[DATA SUPPLIED]
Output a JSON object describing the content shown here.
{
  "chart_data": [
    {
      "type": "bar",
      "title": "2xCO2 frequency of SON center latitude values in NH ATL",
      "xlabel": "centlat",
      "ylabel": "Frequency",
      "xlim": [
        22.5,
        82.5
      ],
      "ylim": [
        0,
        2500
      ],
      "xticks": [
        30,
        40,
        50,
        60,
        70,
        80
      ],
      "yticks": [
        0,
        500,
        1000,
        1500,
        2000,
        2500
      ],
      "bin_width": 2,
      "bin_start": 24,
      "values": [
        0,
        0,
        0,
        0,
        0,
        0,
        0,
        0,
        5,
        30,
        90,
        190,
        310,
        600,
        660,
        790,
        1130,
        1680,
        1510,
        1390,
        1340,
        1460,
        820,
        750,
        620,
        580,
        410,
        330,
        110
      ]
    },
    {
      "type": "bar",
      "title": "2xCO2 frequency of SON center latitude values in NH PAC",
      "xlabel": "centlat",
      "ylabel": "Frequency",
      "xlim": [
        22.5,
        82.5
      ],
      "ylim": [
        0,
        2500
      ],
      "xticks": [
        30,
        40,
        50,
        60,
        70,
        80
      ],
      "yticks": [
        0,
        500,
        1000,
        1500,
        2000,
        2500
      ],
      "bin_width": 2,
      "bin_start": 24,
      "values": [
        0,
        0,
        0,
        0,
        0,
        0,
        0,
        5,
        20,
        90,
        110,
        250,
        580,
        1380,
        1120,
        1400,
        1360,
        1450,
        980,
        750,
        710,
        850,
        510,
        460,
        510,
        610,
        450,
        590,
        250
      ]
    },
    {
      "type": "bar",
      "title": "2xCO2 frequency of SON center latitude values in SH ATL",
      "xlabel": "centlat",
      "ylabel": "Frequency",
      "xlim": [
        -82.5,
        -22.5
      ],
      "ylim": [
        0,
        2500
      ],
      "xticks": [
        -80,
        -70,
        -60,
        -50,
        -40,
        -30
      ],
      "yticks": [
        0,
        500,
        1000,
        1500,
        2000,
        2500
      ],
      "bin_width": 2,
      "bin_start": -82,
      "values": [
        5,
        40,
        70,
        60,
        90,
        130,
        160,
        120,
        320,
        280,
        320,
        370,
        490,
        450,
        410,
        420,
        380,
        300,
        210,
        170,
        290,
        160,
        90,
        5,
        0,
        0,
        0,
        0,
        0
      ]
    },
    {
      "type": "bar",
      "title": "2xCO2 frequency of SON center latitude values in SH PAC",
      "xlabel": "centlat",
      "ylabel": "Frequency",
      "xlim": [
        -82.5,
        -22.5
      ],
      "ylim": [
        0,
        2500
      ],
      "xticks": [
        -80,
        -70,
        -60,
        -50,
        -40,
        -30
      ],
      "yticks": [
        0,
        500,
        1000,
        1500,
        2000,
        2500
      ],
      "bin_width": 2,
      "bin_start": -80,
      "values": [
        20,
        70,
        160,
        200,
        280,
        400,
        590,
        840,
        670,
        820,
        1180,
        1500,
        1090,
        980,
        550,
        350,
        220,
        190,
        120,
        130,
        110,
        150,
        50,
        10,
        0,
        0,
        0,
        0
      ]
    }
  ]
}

[TASK STATEMENT]
Copy every single line of the material above that holds "center".

[ANSWER BELOW]
      "title": "2xCO2 frequency of SON center latitude values in NH ATL",
      "title": "2xCO2 frequency of SON center latitude values in NH PAC",
      "title": "2xCO2 frequency of SON center latitude values in SH ATL",
      "title": "2xCO2 frequency of SON center latitude values in SH PAC",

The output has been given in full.